→ **Work required**
Take each line containing "заполняется" and report it exactly as written.

→ **Data items**

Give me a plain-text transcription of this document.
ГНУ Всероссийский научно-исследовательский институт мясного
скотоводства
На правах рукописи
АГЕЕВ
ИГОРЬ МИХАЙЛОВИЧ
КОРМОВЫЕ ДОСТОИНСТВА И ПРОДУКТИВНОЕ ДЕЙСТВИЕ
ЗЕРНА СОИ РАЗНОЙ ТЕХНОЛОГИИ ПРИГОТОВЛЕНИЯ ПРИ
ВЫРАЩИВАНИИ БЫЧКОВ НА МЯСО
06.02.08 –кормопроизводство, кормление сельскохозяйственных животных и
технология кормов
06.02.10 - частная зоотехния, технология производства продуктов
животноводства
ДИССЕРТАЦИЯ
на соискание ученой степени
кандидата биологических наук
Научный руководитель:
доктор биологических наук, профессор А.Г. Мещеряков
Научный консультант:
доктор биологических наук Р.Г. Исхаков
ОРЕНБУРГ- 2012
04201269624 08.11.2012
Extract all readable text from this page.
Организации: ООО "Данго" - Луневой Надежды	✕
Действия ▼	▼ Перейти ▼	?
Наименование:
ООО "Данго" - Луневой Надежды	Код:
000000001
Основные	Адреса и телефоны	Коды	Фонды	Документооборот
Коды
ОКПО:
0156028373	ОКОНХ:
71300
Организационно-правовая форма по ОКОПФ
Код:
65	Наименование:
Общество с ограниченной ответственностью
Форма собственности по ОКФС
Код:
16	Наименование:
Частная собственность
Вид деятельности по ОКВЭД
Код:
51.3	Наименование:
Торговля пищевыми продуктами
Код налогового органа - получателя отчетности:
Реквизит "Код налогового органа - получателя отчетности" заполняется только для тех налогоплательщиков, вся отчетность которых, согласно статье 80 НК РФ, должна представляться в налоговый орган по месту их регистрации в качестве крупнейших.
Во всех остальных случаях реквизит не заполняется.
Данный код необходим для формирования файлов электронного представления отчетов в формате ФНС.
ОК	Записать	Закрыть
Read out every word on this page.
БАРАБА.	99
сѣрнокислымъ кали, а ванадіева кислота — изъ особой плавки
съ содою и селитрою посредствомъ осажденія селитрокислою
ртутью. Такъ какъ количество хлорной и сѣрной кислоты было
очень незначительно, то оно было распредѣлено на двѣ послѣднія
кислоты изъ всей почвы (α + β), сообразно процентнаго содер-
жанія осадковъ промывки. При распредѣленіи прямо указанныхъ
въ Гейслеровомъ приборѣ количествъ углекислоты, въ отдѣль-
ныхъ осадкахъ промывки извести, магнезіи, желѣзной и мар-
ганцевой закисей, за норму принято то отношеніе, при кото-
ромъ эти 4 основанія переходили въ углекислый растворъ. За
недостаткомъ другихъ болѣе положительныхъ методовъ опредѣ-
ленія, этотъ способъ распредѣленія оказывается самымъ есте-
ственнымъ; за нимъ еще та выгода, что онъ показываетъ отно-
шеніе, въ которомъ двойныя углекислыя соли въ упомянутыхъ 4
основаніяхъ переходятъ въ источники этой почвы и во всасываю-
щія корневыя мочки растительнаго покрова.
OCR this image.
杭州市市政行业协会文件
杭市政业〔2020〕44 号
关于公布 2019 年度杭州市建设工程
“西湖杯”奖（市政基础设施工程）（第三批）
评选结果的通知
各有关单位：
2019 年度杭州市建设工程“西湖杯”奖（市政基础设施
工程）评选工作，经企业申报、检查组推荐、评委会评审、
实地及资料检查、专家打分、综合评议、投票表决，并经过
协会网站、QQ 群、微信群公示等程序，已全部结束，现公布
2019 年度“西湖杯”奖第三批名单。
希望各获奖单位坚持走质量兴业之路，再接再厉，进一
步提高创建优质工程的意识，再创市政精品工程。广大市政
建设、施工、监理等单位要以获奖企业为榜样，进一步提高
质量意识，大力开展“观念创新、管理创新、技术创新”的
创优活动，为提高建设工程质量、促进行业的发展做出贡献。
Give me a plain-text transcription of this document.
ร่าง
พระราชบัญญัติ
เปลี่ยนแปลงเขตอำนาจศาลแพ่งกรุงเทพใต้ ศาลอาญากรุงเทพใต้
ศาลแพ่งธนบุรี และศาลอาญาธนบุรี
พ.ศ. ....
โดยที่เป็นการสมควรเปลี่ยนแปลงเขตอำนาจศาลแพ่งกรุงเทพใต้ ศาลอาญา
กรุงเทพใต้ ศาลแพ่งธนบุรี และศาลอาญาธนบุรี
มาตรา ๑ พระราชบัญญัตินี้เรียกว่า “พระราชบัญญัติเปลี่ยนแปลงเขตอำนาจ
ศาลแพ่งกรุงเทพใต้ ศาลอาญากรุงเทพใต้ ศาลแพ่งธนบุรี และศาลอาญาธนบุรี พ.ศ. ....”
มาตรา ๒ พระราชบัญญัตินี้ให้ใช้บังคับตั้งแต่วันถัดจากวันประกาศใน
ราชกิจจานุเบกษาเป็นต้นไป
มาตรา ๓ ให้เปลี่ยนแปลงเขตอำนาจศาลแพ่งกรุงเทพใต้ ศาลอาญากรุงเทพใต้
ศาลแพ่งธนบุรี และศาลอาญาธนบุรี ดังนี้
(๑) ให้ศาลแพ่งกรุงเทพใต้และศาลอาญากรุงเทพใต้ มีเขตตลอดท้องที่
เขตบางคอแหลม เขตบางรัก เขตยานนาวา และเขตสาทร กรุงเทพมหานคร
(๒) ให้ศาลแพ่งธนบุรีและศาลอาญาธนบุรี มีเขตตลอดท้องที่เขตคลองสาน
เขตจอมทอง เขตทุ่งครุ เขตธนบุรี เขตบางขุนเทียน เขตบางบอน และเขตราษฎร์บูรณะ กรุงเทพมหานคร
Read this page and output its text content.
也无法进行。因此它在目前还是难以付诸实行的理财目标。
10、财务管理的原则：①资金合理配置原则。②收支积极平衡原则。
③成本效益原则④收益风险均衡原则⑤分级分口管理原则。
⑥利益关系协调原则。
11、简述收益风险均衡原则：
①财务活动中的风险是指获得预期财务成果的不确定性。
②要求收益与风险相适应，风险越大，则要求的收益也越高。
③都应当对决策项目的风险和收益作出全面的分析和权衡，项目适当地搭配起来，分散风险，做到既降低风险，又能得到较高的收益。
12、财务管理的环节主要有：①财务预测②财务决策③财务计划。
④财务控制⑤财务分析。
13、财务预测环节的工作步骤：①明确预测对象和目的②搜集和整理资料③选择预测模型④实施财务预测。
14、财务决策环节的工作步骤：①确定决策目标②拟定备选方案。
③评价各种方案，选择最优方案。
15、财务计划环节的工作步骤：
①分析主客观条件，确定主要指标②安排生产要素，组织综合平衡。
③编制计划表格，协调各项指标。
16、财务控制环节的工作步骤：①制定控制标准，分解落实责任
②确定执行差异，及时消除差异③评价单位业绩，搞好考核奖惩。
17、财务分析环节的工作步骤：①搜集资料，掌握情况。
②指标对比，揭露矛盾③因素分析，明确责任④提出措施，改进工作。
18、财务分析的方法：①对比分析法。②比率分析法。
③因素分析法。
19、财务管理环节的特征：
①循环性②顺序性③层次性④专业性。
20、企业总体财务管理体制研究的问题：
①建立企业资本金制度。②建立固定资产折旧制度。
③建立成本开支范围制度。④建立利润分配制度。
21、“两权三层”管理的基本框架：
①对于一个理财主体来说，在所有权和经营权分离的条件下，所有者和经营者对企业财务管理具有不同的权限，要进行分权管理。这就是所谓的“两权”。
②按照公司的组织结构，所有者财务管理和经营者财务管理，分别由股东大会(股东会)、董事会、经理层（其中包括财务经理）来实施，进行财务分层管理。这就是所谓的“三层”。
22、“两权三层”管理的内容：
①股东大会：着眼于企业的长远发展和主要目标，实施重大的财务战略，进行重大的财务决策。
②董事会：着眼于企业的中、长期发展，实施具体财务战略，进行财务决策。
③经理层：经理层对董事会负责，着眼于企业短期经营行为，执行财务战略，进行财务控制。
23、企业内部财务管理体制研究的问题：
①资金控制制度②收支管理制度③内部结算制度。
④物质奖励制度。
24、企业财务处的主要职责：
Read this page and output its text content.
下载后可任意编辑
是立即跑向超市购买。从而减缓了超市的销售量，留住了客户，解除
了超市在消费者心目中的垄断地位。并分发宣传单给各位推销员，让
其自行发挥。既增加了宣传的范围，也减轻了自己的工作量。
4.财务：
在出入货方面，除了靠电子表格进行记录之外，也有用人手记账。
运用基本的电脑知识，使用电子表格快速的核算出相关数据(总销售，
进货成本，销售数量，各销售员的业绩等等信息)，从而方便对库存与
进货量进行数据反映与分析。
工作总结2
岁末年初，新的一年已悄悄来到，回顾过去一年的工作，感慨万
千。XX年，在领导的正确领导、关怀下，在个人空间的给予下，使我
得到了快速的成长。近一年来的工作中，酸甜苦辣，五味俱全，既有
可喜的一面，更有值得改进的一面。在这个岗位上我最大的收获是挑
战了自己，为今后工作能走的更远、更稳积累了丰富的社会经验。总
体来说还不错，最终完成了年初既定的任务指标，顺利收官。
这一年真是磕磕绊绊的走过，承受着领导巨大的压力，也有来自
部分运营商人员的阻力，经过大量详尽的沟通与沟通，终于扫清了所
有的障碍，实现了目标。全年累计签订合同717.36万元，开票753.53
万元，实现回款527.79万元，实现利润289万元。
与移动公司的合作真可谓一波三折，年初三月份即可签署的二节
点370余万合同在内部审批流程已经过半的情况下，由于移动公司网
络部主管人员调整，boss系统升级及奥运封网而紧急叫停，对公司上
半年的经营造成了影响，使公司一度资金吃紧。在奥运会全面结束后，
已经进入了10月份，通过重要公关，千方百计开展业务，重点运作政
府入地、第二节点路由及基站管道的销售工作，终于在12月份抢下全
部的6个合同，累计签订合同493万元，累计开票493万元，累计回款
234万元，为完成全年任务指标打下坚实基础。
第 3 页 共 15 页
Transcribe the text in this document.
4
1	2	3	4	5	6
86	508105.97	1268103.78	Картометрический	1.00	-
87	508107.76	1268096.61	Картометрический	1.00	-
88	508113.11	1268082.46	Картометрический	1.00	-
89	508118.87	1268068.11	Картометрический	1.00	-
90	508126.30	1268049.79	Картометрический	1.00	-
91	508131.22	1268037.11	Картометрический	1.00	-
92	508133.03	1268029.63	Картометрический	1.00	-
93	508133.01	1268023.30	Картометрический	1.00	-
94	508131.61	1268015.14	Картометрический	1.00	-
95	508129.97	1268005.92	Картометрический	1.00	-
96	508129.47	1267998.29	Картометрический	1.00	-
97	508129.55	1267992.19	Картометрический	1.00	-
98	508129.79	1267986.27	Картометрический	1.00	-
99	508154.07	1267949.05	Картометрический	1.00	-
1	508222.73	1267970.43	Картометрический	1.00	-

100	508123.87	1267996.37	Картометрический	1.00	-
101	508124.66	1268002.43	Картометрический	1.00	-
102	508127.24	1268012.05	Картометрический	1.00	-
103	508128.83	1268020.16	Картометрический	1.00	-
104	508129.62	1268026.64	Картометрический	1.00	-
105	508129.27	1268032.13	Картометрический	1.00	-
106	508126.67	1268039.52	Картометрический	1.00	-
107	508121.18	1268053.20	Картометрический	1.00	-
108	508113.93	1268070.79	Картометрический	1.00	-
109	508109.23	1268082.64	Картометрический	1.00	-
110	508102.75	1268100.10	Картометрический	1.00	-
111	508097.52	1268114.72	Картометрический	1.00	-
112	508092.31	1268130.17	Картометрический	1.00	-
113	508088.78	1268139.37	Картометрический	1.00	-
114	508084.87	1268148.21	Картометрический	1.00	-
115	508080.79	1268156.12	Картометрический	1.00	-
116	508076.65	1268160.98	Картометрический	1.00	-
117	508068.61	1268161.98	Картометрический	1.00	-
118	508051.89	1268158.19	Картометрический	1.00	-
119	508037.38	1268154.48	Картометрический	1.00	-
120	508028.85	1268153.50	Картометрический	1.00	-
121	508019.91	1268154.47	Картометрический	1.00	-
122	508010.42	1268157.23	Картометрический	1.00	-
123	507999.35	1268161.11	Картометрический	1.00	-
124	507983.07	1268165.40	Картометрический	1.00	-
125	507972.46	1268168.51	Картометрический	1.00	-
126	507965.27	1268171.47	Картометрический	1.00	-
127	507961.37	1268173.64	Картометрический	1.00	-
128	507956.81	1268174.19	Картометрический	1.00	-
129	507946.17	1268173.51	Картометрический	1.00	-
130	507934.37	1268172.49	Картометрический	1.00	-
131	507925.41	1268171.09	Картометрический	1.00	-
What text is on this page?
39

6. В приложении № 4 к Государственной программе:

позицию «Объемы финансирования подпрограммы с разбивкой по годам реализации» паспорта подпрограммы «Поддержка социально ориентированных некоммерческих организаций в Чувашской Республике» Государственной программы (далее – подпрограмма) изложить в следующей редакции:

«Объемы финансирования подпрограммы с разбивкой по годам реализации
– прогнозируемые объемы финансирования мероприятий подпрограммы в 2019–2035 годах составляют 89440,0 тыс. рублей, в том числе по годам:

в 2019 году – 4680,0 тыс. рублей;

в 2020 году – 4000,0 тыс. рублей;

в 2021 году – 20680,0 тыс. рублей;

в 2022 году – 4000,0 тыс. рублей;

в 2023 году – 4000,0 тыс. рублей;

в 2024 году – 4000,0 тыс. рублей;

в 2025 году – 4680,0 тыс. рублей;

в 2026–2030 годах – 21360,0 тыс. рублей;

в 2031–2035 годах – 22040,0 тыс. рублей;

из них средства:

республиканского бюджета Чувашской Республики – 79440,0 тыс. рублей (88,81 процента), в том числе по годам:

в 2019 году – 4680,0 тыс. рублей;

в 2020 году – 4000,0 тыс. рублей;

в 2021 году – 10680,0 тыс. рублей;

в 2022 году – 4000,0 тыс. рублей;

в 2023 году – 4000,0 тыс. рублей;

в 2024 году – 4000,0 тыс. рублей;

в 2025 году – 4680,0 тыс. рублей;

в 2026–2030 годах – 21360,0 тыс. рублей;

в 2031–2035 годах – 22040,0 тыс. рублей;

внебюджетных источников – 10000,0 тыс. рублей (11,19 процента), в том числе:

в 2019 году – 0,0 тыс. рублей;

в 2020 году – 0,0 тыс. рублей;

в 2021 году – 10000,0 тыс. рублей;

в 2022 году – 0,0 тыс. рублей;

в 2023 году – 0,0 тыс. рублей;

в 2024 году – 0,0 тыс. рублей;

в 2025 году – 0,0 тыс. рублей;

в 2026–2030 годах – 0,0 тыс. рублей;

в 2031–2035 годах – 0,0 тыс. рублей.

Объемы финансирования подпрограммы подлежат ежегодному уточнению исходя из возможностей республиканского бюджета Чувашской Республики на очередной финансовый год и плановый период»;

→ **The response**
Реквизит "Код налогового органа - получателя отчетности" заполняется только для тех налогоплательщиков, вся отчетность которых, согласно статье 80 НК РФ, должна представляться в налоговый орган по месту их регистрации в качестве крупнейших.
Во всех остальных случаях реквизит не заполняется.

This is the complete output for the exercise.